Stored data:
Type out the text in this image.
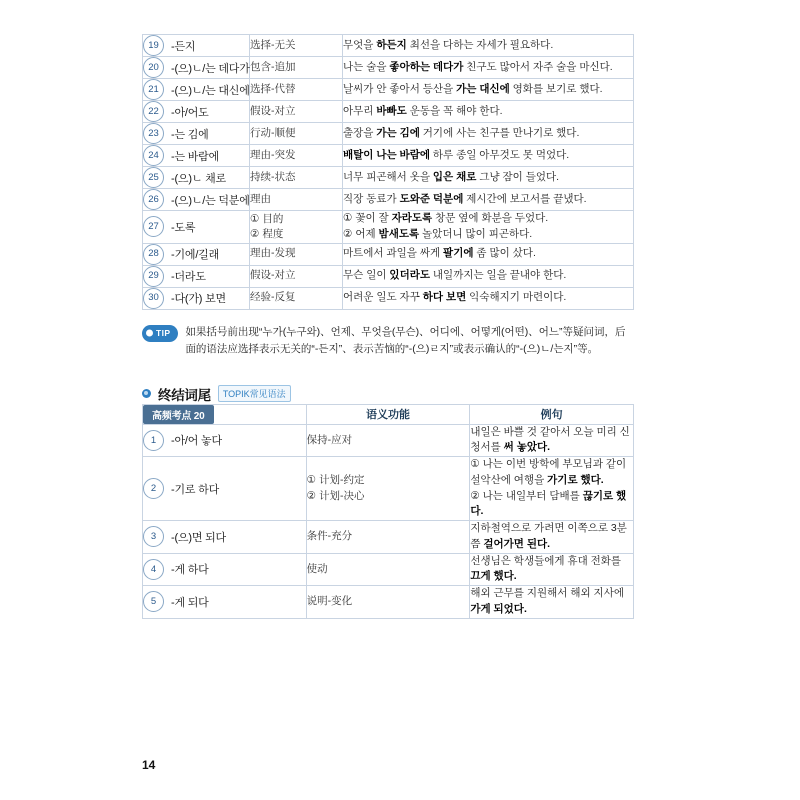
19 -든지	选择-无关	무엇을 하든지 최선을 다하는 자세가 필요하다.

20 -(으)ㄴ/는 데다가	包含-追加	나는 술을 좋아하는 데다가 친구도 많아서 자주 술을 마신다.

21 -(으)ㄴ/는 대신에	选择-代替	날씨가 안 좋아서 등산을 가는 대신에 영화를 보기로 했다.

22 -아/어도	假设-对立	아무리 바빠도 운동을 꼭 해야 한다.

23 -는 김에	行动-顺便	출장을 가는 김에 거기에 사는 친구를 만나기로 했다.

24 -는 바람에	理由-突发	배탈이 나는 바람에 하루 종일 아무것도 못 먹었다.

25 -(으)ㄴ 채로	持续-状态	너무 피곤해서 옷을 입은 채로 그냥 잠이 들었다.

26 -(으)ㄴ/는 덕분에	理由	직장 동료가 도와준 덕분에 제시간에 보고서를 끝냈다.

27 -도록	① 目的
② 程度	① 꽃이 잘 자라도록 창문 옆에 화분을 두었다.
② 어제 밤새도록 놀았더니 많이 피곤하다.

28 -기에/길래	理由-发现	마트에서 과일을 싸게 팔기에 좀 많이 샀다.

29 -더라도	假设-对立	무슨 일이 있더라도 내일까지는 일을 끝내야 한다.

30 -다(가) 보면	经验-反复	어려운 일도 자꾸 하다 보면 익숙해지기 마련이다.
TIP	如果括号前出现“누가(누구와)、언제、무엇을(무슨)、어디에、어떻게(어떤)、어느”等疑问词，后面的语法应选择表示无关的“-든지”、表示苦恼的“-(으)ㄹ지”或表示确认的“-(으)ㄴ/는지”等。
终结词尾	TOPIK常见语法
高频考点 20	语义功能	例句

1 -아/어 놓다	保持-应对	내일은 바쁠 것 같아서 오늘 미리 신청서를 써 놓았다.

2 -기로 하다	① 计划-约定
② 计划-决心	① 나는 이번 방학에 부모님과 같이 설악산에 여행을 가기로 했다.
② 나는 내일부터 담배를 끊기로 했다.

3 -(으)면 되다	条件-充分	지하철역으로 가려면 이쪽으로 3분쯤 걸어가면 된다.

4 -게 하다	使动	선생님은 학생들에게 휴대 전화를 끄게 했다.

5 -게 되다	说明-变化	해외 근무를 지원해서 해외 지사에 가게 되었다.
14
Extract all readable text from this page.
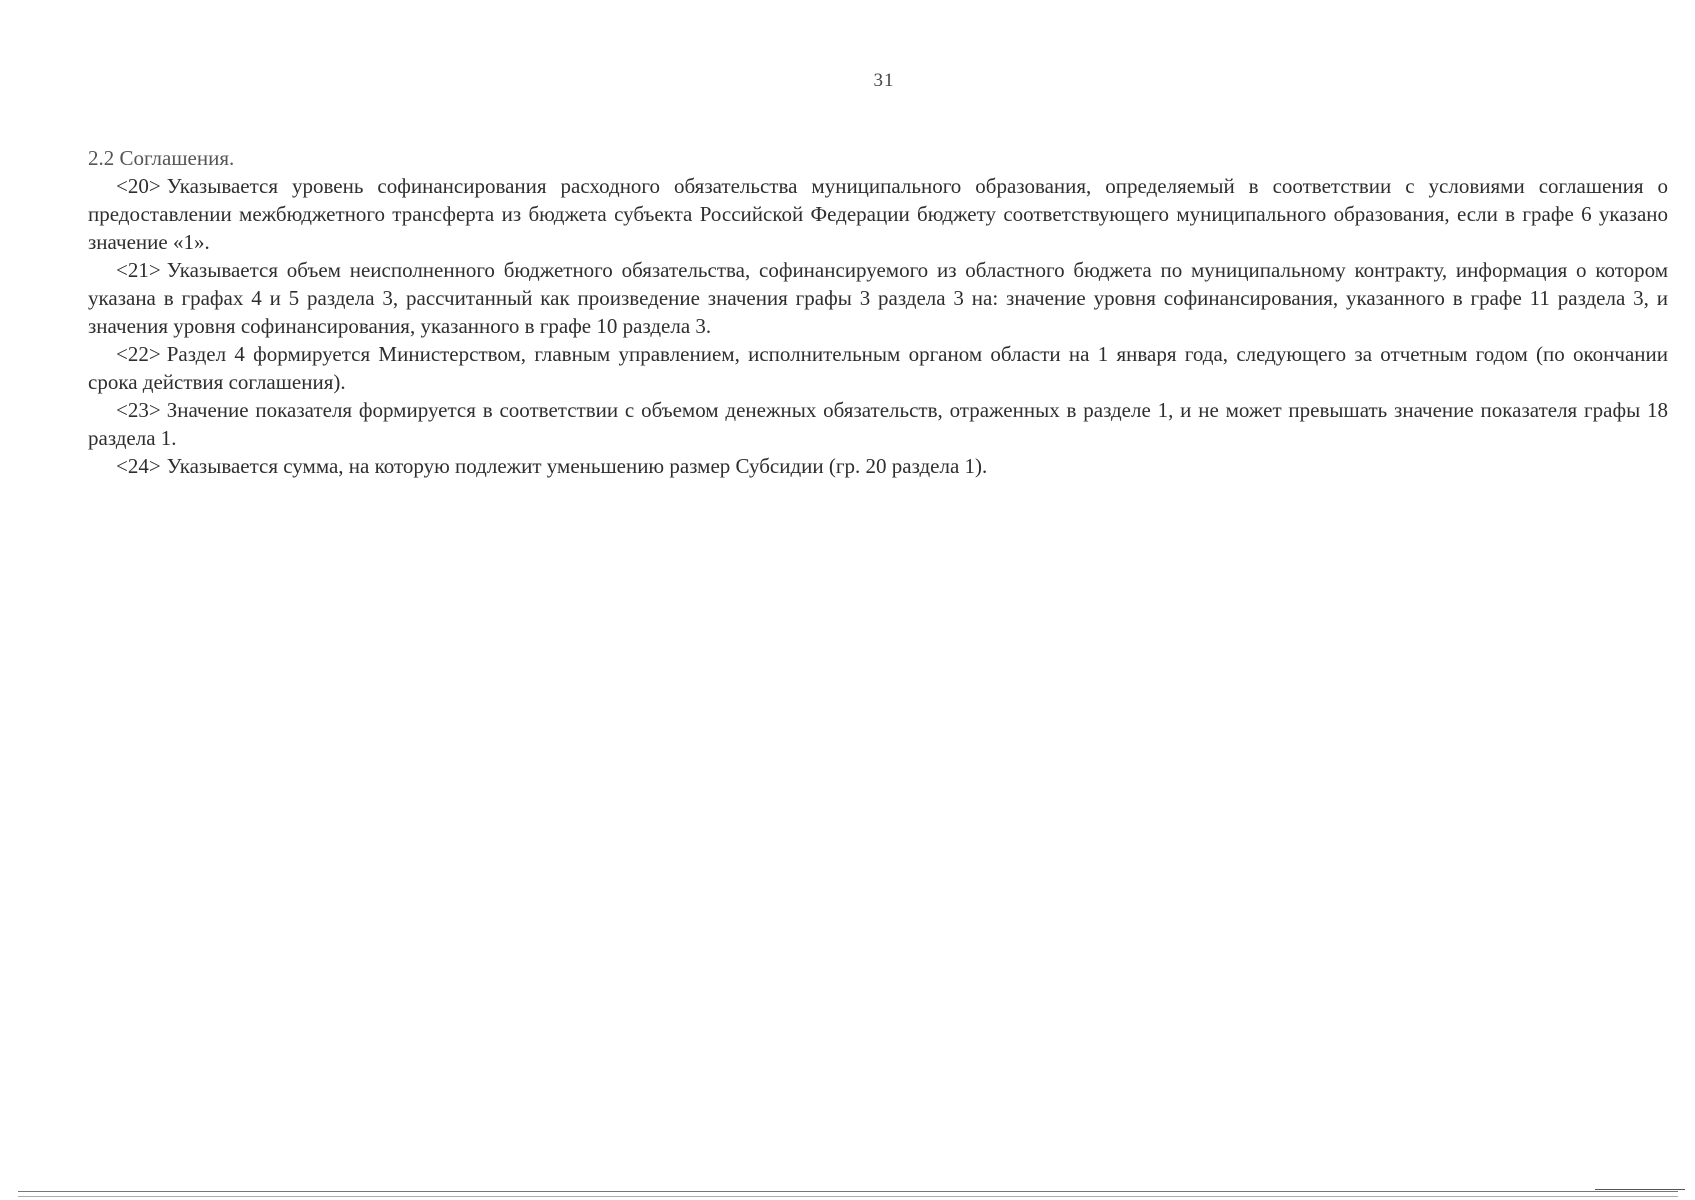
31

2.2 Соглашения.

<20> Указывается уровень софинансирования расходного обязательства муниципального образования, определяемый в соответствии с условиями соглашения о предоставлении межбюджетного трансферта из бюджета субъекта Российской Федерации бюджету соответствующего муниципального образования, если в графе 6 указано значение «1».

<21> Указывается объем неисполненного бюджетного обязательства, софинансируемого из областного бюджета по муниципальному контракту, информация о котором указана в графах 4 и 5 раздела 3, рассчитанный как произведение значения графы 3 раздела 3 на: значение уровня софинансирования, указанного в графе 11 раздела 3, и значения уровня софинансирования, указанного в графе 10 раздела 3.

<22> Раздел 4 формируется Министерством, главным управлением, исполнительным органом области на 1 января года, следующего за отчетным годом (по окончании срока действия соглашения).

<23> Значение показателя формируется в соответствии с объемом денежных обязательств, отраженных в разделе 1, и не может превышать значение показателя графы 18 раздела 1.

<24> Указывается сумма, на которую подлежит уменьшению размер Субсидии (гр. 20 раздела 1).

EXERCISE AIM
Go through the listing above and pull out each line containing the word "бюджета".

RIGHT ANSWER
<20> Указывается уровень софинансирования расходного обязательства муниципального образования, определяемый в соответствии с условиями соглашения о предоставлении межбюджетного трансферта из бюджета субъекта Российской Федерации бюджету соответствующего муниципального образования, если в графе 6 указано значение «1».
<21> Указывается объем неисполненного бюджетного обязательства, софинансируемого из областного бюджета по муниципальному контракту, информация о котором указана в графах 4 и 5 раздела 3, рассчитанный как произведение значения графы 3 раздела 3 на: значение уровня софинансирования, указанного в графе 11 раздела 3, и значения уровня софинансирования, указанного в графе 10 раздела 3.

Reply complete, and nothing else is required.